PROMPT:
Pull out each line of the records holding the string "content".

SUPPLIED ENTRIES:
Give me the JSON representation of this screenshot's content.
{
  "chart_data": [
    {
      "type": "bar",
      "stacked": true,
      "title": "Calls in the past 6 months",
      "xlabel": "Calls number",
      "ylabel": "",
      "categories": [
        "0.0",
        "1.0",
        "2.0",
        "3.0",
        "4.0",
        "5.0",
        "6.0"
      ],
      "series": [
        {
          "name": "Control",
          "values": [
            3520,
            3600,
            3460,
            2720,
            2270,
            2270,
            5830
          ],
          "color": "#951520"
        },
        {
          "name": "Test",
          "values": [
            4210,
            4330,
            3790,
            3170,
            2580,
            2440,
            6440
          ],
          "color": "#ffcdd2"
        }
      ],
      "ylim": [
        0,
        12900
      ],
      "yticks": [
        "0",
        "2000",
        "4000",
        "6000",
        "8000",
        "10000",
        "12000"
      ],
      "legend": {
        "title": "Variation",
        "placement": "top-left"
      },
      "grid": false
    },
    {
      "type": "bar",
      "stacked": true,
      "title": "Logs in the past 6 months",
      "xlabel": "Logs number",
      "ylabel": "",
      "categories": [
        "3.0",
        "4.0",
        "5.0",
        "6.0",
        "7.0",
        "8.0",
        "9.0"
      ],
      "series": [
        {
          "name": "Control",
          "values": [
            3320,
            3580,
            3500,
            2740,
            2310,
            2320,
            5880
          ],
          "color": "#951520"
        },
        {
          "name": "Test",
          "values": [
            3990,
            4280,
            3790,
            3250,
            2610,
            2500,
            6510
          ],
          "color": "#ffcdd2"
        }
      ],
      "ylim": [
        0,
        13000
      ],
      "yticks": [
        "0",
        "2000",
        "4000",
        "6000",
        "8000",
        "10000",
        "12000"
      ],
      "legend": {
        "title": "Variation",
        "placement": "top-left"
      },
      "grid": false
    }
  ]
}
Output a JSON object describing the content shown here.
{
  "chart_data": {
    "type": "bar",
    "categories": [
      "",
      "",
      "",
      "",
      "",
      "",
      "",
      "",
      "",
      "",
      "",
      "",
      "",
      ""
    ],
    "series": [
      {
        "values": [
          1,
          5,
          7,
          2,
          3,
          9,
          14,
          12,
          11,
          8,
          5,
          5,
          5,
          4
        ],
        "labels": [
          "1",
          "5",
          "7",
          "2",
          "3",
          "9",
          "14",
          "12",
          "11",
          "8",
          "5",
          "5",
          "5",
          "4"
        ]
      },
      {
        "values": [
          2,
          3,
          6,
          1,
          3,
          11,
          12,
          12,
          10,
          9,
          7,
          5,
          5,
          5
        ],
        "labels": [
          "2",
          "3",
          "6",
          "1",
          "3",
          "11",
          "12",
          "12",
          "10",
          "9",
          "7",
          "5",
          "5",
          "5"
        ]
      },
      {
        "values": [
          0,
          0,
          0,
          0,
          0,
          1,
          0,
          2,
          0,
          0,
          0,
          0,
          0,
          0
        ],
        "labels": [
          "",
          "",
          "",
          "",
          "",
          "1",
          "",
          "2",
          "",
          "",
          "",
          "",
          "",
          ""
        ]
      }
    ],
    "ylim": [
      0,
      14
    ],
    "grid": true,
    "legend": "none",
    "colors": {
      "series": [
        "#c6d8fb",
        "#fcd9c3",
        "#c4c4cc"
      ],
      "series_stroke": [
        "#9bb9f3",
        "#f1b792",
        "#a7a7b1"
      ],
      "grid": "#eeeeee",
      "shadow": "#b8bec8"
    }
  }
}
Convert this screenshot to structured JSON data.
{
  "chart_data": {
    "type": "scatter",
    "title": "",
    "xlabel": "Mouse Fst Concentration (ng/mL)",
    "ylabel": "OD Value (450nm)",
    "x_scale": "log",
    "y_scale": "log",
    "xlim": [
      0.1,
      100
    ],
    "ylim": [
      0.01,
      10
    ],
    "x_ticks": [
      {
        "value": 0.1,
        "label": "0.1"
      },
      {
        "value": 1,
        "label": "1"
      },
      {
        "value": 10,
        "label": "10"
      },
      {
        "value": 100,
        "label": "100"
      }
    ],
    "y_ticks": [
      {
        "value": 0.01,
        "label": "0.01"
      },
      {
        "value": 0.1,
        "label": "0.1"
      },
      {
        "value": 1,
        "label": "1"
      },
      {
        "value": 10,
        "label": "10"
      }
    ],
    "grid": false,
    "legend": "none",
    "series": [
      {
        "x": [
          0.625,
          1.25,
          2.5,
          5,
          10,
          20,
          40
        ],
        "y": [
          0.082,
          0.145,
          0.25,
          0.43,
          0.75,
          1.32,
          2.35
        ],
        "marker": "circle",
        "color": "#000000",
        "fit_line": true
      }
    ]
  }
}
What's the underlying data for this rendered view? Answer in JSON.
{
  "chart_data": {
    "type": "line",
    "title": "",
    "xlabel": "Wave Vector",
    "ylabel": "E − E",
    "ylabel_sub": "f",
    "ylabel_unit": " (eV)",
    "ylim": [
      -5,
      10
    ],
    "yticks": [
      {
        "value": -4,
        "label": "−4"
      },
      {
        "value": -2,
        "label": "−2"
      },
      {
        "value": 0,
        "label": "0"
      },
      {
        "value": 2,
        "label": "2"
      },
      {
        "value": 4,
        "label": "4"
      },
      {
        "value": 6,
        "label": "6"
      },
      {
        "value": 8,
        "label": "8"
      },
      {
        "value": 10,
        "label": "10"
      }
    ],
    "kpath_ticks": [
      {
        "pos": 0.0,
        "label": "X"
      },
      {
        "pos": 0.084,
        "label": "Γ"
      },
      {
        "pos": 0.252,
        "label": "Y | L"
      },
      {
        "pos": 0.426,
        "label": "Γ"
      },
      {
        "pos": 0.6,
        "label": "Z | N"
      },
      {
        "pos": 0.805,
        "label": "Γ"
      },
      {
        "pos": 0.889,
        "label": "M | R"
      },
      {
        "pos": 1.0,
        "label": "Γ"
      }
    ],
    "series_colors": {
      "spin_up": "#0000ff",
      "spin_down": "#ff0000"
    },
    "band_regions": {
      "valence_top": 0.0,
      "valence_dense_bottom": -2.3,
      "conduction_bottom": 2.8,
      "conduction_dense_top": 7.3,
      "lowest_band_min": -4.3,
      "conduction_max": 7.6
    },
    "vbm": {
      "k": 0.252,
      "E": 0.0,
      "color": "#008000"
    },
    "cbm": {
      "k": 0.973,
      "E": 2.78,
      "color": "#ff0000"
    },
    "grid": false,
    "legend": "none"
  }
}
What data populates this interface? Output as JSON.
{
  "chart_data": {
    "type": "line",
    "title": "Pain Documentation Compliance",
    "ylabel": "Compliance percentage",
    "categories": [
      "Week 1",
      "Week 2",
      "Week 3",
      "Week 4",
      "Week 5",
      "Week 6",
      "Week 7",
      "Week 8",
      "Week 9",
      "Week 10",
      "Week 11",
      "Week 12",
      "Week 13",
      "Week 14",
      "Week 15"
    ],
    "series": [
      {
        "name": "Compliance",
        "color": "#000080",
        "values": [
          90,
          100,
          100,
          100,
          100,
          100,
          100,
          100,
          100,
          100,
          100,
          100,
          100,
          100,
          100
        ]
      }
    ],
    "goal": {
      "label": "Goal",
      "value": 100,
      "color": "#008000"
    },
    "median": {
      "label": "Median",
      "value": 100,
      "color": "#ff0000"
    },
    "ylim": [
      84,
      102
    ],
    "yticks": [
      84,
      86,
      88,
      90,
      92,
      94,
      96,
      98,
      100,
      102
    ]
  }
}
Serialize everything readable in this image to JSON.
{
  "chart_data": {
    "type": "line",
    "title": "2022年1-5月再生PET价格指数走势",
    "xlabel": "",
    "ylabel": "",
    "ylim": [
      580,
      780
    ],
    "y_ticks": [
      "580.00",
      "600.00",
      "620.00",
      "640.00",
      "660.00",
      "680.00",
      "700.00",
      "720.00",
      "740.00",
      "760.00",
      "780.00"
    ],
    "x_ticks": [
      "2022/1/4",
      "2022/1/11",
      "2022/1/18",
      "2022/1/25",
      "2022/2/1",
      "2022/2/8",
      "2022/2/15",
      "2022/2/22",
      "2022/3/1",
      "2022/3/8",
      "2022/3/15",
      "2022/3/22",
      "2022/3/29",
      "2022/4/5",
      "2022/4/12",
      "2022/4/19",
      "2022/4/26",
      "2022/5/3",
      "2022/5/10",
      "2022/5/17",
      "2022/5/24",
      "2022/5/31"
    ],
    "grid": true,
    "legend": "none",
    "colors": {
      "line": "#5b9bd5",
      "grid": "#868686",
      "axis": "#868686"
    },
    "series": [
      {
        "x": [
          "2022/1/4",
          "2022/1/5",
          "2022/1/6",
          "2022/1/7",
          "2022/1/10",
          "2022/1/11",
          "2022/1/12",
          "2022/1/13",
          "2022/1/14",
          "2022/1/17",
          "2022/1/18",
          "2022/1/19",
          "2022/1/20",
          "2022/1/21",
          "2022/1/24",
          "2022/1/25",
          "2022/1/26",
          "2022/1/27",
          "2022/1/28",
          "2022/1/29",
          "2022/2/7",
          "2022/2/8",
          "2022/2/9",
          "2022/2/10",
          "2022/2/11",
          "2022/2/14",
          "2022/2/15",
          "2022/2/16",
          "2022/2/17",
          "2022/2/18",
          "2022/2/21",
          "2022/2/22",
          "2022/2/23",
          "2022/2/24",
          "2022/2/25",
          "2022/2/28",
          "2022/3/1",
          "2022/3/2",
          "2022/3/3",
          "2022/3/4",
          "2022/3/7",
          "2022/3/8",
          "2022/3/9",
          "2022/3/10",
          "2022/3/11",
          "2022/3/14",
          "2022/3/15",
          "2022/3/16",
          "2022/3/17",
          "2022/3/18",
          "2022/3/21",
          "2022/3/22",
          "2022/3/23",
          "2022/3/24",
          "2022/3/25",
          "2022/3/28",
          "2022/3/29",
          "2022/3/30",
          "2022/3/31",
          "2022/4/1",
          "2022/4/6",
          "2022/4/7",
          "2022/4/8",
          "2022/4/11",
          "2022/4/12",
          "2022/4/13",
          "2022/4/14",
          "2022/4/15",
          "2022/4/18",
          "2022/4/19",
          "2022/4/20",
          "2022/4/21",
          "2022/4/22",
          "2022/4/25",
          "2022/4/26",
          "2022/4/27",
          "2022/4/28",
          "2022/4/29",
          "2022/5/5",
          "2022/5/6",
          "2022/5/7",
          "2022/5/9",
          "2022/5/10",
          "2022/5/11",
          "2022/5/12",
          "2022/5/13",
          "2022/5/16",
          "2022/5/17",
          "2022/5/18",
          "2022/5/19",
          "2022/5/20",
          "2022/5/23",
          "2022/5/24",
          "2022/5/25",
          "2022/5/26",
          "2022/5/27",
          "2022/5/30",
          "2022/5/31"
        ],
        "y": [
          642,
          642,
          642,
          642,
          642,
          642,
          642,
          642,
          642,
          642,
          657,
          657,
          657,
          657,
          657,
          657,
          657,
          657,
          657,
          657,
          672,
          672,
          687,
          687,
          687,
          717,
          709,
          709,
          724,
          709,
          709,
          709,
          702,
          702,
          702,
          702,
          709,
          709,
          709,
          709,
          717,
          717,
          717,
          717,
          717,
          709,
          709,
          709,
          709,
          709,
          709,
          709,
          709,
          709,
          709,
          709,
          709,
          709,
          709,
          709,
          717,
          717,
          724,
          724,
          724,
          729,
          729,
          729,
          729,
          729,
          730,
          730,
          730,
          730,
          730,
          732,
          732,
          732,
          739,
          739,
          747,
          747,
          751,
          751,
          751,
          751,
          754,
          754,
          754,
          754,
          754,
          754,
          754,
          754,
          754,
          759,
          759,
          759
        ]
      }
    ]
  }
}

CORRECT ANSWER:
Give me the JSON representation of this screenshot's content.
Output a JSON object describing the content shown here.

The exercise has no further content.